[DATA TO USE start]

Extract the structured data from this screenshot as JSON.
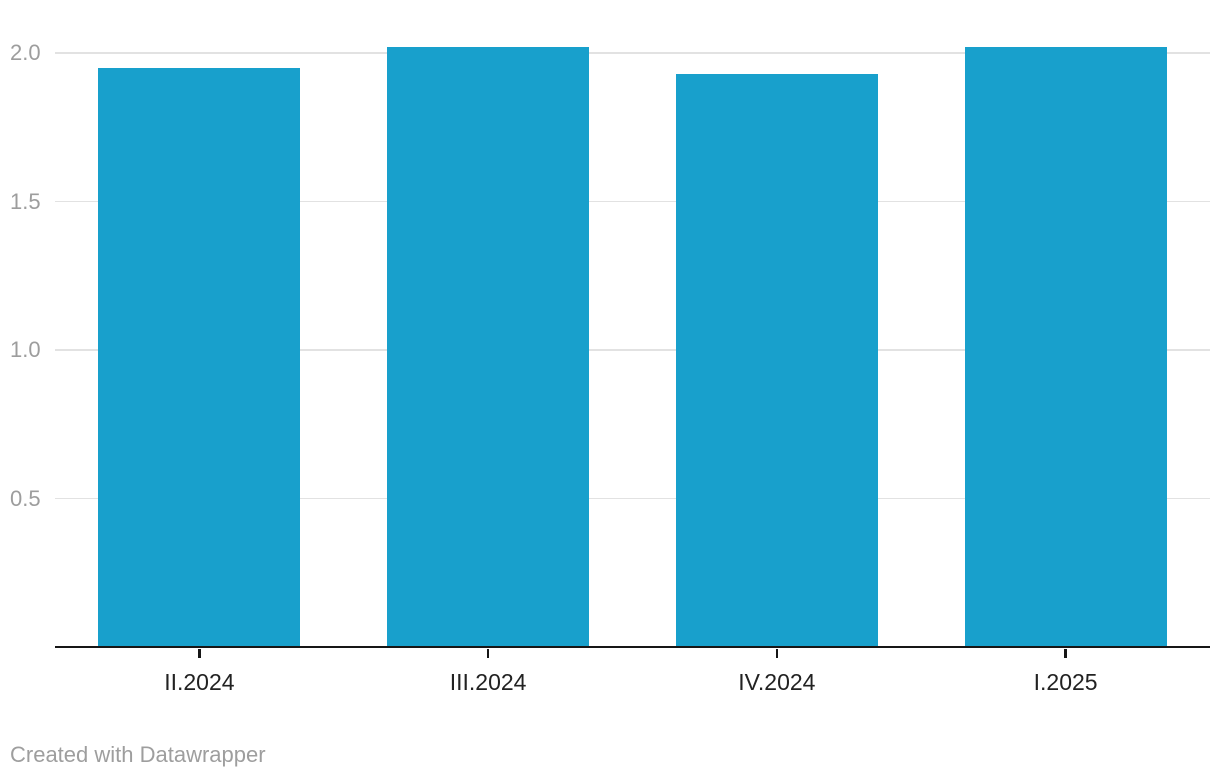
{
  "chart_data": {
    "type": "bar",
    "categories": [
      "II.2024",
      "III.2024",
      "IV.2024",
      "I.2025"
    ],
    "values": [
      1.95,
      2.02,
      1.93,
      2.02
    ],
    "title": "",
    "xlabel": "",
    "ylabel": "",
    "ylim": [
      0,
      2.18
    ],
    "yticks": [
      0.5,
      1.0,
      1.5,
      2.0
    ],
    "ytick_labels": [
      "0.5",
      "1.0",
      "1.5",
      "2.0"
    ],
    "grid": true,
    "legend": false,
    "bar_color": "#18a0cc"
  },
  "footer": {
    "attribution": "Created with Datawrapper"
  },
  "colors": {
    "bar": "#18a0cc",
    "gridline": "#e2e2e2",
    "axis": "#161616",
    "x_label": "#222222",
    "y_label": "#9d9d9d",
    "footer_text": "#9e9e9e",
    "background": "#ffffff"
  }
}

[DATA TO USE end]

▶ [STATED GOAL]: Write out the records above exactly as they appear, leaving out any pictures.

▶ [RESPONSE TO THE TASK]:
Extract the structured data from this screenshot as JSON.
{
  "chart_data": {
    "type": "bar",
    "categories": [
      "II.2024",
      "III.2024",
      "IV.2024",
      "I.2025"
    ],
    "values": [
      1.95,
      2.02,
      1.93,
      2.02
    ],
    "title": "",
    "xlabel": "",
    "ylabel": "",
    "ylim": [
      0,
      2.18
    ],
    "yticks": [
      0.5,
      1.0,
      1.5,
      2.0
    ],
    "ytick_labels": [
      "0.5",
      "1.0",
      "1.5",
      "2.0"
    ],
    "grid": true,
    "legend": false,
    "bar_color": "#18a0cc"
  },
  "footer": {
    "attribution": "Created with Datawrapper"
  },
  "colors": {
    "bar": "#18a0cc",
    "gridline": "#e2e2e2",
    "axis": "#161616",
    "x_label": "#222222",
    "y_label": "#9d9d9d",
    "footer_text": "#9e9e9e",
    "background": "#ffffff"
  }
}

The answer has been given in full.